(Your tasks):
**1.** Repeat the Aspen Magazine passage word for word, starting at "Aspen Magazine is" and ending at "and Glenwood Springs.".
**2.** Finish out the next part of the Aspen Magazine passage, picking up right after its last sentence.
======== Passage provided ========
Aspen Magazine
- Nacho Figueras and Delfina Blaquier on Aspen magazine's Holiday 2025/Winter 2026 cover. Photographed by Isaias Miciu
- Editor in Chief: Michael McCarthy
- Categories: Lifestyle
- Frequency: Five times a year
- Publisher: Christine Zanjanipour
- Total circulation: 28,297 (2019)
- Founded: 1974
- Company: Modern Luxury
- Country: United States
- Based in: Aspen, Colorado, U.S.
- Language: English
- Website: modernluxury.com/aspen

= Aspen Magazine =

American lifestyle magazine

Aspen Magazine is a luxury lifestyle magazine published by Modern Luxury and based in Aspen, Colorado, United States. It covers the greater Roaring Fork Valley, with editorial spanning adventure, culture, fashion, food and wine, real estate, and well-being. The magazine's coverage extends across the valley's communities, including Snowmass Village, Basalt, Carbondale, and Glenwood Springs.
======== Data excerpts ========
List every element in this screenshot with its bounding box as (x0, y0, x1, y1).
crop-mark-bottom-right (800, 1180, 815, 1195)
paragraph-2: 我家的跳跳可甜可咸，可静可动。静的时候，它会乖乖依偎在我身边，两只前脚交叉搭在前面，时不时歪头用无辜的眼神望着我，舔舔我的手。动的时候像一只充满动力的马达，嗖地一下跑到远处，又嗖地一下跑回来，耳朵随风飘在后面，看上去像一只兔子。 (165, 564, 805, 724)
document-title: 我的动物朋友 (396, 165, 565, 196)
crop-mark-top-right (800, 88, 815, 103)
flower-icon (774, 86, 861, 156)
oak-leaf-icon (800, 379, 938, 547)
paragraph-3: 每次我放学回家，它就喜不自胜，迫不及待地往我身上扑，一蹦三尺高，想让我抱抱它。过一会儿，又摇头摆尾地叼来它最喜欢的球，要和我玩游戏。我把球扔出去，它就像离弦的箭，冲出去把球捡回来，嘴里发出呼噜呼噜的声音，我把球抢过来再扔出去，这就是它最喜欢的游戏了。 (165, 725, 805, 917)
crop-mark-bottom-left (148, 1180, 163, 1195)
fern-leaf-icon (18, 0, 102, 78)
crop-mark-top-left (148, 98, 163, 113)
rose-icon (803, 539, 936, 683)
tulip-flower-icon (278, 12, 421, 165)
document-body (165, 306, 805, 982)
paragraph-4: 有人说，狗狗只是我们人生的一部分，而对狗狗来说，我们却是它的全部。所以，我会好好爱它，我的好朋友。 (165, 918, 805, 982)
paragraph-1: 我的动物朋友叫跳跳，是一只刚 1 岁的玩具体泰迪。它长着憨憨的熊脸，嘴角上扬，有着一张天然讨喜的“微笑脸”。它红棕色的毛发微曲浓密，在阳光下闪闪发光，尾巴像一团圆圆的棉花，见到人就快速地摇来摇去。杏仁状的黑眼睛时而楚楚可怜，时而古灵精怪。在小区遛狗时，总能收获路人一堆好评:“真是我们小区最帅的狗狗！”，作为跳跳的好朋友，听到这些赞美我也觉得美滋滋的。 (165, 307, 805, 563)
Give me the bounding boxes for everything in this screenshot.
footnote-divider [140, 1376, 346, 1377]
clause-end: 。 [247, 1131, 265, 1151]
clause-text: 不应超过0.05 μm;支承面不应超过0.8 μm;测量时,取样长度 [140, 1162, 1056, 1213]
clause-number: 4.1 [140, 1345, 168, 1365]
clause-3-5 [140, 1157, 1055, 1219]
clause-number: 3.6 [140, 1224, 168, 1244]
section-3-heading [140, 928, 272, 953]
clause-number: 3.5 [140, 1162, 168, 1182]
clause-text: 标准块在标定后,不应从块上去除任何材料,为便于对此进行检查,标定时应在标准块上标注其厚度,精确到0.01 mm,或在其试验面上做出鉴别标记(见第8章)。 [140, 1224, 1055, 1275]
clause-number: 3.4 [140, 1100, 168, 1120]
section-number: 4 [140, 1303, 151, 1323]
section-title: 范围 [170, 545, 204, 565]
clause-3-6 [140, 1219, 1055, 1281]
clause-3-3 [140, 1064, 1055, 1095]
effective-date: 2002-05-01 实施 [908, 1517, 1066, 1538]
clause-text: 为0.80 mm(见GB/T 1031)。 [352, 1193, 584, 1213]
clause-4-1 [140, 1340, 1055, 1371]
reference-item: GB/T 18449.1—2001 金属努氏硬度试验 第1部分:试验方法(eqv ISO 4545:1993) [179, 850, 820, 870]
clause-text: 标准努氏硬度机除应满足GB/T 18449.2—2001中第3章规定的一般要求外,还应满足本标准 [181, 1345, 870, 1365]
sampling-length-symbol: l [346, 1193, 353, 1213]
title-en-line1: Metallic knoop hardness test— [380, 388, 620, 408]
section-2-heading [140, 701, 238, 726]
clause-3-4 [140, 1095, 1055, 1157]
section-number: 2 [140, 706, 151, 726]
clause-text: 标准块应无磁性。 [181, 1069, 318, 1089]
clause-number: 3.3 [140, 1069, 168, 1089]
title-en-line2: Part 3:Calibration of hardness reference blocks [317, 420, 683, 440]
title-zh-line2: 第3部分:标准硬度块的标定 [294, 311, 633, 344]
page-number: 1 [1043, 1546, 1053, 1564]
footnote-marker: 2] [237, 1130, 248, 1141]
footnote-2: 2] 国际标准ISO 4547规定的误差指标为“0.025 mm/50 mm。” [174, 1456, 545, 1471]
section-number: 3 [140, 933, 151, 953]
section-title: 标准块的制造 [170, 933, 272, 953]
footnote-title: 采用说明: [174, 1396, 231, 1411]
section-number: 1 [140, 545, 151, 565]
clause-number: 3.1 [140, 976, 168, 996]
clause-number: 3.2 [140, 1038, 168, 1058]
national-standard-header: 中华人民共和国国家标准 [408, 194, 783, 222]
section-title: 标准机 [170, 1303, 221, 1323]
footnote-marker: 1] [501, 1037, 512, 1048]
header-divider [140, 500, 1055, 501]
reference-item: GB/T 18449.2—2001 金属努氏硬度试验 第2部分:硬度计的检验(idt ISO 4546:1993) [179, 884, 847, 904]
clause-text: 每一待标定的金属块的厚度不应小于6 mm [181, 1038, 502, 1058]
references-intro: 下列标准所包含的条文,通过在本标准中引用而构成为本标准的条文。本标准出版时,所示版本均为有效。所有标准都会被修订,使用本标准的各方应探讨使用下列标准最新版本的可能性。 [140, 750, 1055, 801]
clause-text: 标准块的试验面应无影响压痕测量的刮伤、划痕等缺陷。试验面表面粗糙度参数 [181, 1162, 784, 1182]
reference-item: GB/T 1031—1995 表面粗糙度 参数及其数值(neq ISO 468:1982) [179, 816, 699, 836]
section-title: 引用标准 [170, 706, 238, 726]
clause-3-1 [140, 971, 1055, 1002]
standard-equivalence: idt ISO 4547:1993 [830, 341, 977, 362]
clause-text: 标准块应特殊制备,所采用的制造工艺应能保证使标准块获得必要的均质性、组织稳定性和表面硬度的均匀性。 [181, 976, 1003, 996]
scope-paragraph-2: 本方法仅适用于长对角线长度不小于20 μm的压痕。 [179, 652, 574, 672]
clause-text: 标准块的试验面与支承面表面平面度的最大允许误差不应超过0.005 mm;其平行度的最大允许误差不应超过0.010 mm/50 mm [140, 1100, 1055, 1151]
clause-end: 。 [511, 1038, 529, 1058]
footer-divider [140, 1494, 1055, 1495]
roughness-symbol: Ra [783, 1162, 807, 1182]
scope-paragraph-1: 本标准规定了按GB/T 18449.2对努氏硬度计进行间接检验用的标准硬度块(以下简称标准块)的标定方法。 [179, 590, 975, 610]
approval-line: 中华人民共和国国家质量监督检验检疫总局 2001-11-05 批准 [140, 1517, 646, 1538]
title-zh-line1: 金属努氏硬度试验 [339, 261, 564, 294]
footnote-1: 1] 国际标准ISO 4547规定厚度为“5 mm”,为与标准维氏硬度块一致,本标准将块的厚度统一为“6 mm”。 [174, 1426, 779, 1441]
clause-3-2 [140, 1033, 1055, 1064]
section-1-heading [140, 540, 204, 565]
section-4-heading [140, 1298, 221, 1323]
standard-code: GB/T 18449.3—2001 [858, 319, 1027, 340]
========
(Responses by task):
**1.**
Aspen Magazine is a luxury lifestyle magazine published by Modern Luxury and based in Aspen, Colorado, United States. It covers the greater Roaring Fork Valley, with editorial spanning adventure, culture, fashion, food and wine, real estate, and well-being. The magazine's coverage extends across the valley's communities, including Snowmass Village, Basalt, Carbondale, and Glenwood Springs.

**2.**
==History==
Aspen, The Magazine, a local publication, was founded in 1974 by Ernie Ashley Goodnough. In 1987, Janet O'Grady and Randy Beier bought the company that owned it, and ceased its publication, founding the publishing company Ridge Publications and copyrighted their new title as Aspen Magazine, with both a local and national editorial direction and an advertising and circulation business model. O'Grady and Beier were the creative and public-facing forces behind the brand and active figures in the Aspen community. The magazine was known for its satirical Best of Aspen issues, which lampooned local culture, personalities, and the quirks of life in one of America's wealthiest resort towns. The publication gradually evolved into a luxury lifestyle magazine through the 1990s and 2000s, tracking Aspen's own transformation into one of America's premier destinations for ultra high-net worth residents and visitors. Aspen Magazine covers culture, fashion, cuisine, health, personalities, travel, luxury, sports, and nature. Randy Beier died of cancer in 2001.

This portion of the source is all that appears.